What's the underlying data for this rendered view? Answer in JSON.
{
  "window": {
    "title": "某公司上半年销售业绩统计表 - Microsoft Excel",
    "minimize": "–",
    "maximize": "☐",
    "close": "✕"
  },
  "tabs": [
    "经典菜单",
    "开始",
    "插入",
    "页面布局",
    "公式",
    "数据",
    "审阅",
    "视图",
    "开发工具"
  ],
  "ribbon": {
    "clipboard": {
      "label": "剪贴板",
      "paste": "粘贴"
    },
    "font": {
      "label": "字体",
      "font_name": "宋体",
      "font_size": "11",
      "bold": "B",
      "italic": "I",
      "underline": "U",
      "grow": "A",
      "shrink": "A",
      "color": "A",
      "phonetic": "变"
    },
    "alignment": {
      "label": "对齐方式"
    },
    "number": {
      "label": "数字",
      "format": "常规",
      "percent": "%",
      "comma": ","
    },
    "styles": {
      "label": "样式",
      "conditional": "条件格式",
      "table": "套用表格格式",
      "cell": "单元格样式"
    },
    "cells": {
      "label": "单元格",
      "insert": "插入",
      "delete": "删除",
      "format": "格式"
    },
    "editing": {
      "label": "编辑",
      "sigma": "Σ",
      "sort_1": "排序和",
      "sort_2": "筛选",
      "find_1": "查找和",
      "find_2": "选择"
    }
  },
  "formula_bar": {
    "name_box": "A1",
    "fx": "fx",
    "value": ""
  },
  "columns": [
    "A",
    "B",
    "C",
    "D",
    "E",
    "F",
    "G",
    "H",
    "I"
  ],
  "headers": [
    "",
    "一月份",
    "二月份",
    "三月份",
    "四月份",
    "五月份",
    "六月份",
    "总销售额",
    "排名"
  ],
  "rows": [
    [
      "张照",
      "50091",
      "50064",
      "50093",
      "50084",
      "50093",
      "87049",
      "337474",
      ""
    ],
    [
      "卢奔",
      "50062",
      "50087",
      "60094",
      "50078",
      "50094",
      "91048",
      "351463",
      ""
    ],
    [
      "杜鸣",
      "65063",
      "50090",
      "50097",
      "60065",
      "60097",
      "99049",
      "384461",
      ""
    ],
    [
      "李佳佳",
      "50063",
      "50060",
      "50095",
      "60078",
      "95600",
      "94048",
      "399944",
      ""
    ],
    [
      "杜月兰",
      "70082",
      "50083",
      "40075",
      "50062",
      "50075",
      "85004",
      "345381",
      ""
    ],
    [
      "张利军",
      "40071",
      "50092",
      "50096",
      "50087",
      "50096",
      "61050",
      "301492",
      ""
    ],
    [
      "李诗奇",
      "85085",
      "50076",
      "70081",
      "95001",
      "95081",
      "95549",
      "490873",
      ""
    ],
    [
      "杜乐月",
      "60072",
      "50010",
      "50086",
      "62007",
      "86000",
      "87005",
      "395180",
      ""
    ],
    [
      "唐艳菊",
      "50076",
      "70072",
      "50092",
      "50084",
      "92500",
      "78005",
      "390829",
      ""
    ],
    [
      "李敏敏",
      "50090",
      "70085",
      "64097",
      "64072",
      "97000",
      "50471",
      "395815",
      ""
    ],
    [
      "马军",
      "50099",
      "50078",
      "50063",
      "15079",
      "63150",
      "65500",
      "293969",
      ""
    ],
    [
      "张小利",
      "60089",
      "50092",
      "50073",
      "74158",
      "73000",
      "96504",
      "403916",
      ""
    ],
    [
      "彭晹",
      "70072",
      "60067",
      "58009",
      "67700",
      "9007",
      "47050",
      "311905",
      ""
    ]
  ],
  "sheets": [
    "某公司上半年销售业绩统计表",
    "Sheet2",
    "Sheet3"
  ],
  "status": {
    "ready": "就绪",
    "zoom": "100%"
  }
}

◇ ◇ ◇ ◇ ◇

Write out the records above again, keeping each one identical to the original.

What's the underlying data for this rendered view? Answer in JSON.
{
  "window": {
    "title": "某公司上半年销售业绩统计表 - Microsoft Excel",
    "minimize": "–",
    "maximize": "☐",
    "close": "✕"
  },
  "tabs": [
    "经典菜单",
    "开始",
    "插入",
    "页面布局",
    "公式",
    "数据",
    "审阅",
    "视图",
    "开发工具"
  ],
  "ribbon": {
    "clipboard": {
      "label": "剪贴板",
      "paste": "粘贴"
    },
    "font": {
      "label": "字体",
      "font_name": "宋体",
      "font_size": "11",
      "bold": "B",
      "italic": "I",
      "underline": "U",
      "grow": "A",
      "shrink": "A",
      "color": "A",
      "phonetic": "变"
    },
    "alignment": {
      "label": "对齐方式"
    },
    "number": {
      "label": "数字",
      "format": "常规",
      "percent": "%",
      "comma": ","
    },
    "styles": {
      "label": "样式",
      "conditional": "条件格式",
      "table": "套用表格格式",
      "cell": "单元格样式"
    },
    "cells": {
      "label": "单元格",
      "insert": "插入",
      "delete": "删除",
      "format": "格式"
    },
    "editing": {
      "label": "编辑",
      "sigma": "Σ",
      "sort_1": "排序和",
      "sort_2": "筛选",
      "find_1": "查找和",
      "find_2": "选择"
    }
  },
  "formula_bar": {
    "name_box": "A1",
    "fx": "fx",
    "value": ""
  },
  "columns": [
    "A",
    "B",
    "C",
    "D",
    "E",
    "F",
    "G",
    "H",
    "I"
  ],
  "headers": [
    "",
    "一月份",
    "二月份",
    "三月份",
    "四月份",
    "五月份",
    "六月份",
    "总销售额",
    "排名"
  ],
  "rows": [
    [
      "张照",
      "50091",
      "50064",
      "50093",
      "50084",
      "50093",
      "87049",
      "337474",
      ""
    ],
    [
      "卢奔",
      "50062",
      "50087",
      "60094",
      "50078",
      "50094",
      "91048",
      "351463",
      ""
    ],
    [
      "杜鸣",
      "65063",
      "50090",
      "50097",
      "60065",
      "60097",
      "99049",
      "384461",
      ""
    ],
    [
      "李佳佳",
      "50063",
      "50060",
      "50095",
      "60078",
      "95600",
      "94048",
      "399944",
      ""
    ],
    [
      "杜月兰",
      "70082",
      "50083",
      "40075",
      "50062",
      "50075",
      "85004",
      "345381",
      ""
    ],
    [
      "张利军",
      "40071",
      "50092",
      "50096",
      "50087",
      "50096",
      "61050",
      "301492",
      ""
    ],
    [
      "李诗奇",
      "85085",
      "50076",
      "70081",
      "95001",
      "95081",
      "95549",
      "490873",
      ""
    ],
    [
      "杜乐月",
      "60072",
      "50010",
      "50086",
      "62007",
      "86000",
      "87005",
      "395180",
      ""
    ],
    [
      "唐艳菊",
      "50076",
      "70072",
      "50092",
      "50084",
      "92500",
      "78005",
      "390829",
      ""
    ],
    [
      "李敏敏",
      "50090",
      "70085",
      "64097",
      "64072",
      "97000",
      "50471",
      "395815",
      ""
    ],
    [
      "马军",
      "50099",
      "50078",
      "50063",
      "15079",
      "63150",
      "65500",
      "293969",
      ""
    ],
    [
      "张小利",
      "60089",
      "50092",
      "50073",
      "74158",
      "73000",
      "96504",
      "403916",
      ""
    ],
    [
      "彭晹",
      "70072",
      "60067",
      "58009",
      "67700",
      "9007",
      "47050",
      "311905",
      ""
    ]
  ],
  "sheets": [
    "某公司上半年销售业绩统计表",
    "Sheet2",
    "Sheet3"
  ],
  "status": {
    "ready": "就绪",
    "zoom": "100%"
  }
}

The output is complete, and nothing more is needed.